Aim
Will you write out all the entries below exactly?
BEGIN Dataset entries
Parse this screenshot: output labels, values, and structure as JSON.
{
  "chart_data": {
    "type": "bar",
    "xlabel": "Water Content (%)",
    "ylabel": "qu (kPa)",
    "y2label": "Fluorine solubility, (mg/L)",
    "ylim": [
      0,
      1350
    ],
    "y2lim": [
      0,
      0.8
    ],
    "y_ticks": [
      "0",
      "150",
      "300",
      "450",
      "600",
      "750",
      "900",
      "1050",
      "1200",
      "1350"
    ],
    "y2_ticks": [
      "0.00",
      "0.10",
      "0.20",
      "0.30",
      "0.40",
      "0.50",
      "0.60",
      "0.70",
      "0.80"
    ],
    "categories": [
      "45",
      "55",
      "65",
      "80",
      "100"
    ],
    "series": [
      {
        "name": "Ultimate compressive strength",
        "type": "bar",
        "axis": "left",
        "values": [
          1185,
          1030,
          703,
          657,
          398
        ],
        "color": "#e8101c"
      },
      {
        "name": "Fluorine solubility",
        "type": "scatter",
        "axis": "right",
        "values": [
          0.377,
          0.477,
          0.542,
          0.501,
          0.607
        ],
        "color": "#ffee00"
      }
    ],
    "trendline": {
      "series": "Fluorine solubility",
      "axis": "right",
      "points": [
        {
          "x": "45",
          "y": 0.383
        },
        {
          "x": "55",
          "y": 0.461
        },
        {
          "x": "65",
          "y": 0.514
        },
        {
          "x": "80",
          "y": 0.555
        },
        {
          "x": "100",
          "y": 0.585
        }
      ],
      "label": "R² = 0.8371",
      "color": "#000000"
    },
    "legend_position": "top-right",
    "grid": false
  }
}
END Dataset entries
Result of this task
Parse this screenshot: output labels, values, and structure as JSON.
{
  "chart_data": {
    "type": "bar",
    "xlabel": "Water Content (%)",
    "ylabel": "qu (kPa)",
    "y2label": "Fluorine solubility, (mg/L)",
    "ylim": [
      0,
      1350
    ],
    "y2lim": [
      0,
      0.8
    ],
    "y_ticks": [
      "0",
      "150",
      "300",
      "450",
      "600",
      "750",
      "900",
      "1050",
      "1200",
      "1350"
    ],
    "y2_ticks": [
      "0.00",
      "0.10",
      "0.20",
      "0.30",
      "0.40",
      "0.50",
      "0.60",
      "0.70",
      "0.80"
    ],
    "categories": [
      "45",
      "55",
      "65",
      "80",
      "100"
    ],
    "series": [
      {
        "name": "Ultimate compressive strength",
        "type": "bar",
        "axis": "left",
        "values": [
          1185,
          1030,
          703,
          657,
          398
        ],
        "color": "#e8101c"
      },
      {
        "name": "Fluorine solubility",
        "type": "scatter",
        "axis": "right",
        "values": [
          0.377,
          0.477,
          0.542,
          0.501,
          0.607
        ],
        "color": "#ffee00"
      }
    ],
    "trendline": {
      "series": "Fluorine solubility",
      "axis": "right",
      "points": [
        {
          "x": "45",
          "y": 0.383
        },
        {
          "x": "55",
          "y": 0.461
        },
        {
          "x": "65",
          "y": 0.514
        },
        {
          "x": "80",
          "y": 0.555
        },
        {
          "x": "100",
          "y": 0.585
        }
      ],
      "label": "R² = 0.8371",
      "color": "#000000"
    },
    "legend_position": "top-right",
    "grid": false
  }
}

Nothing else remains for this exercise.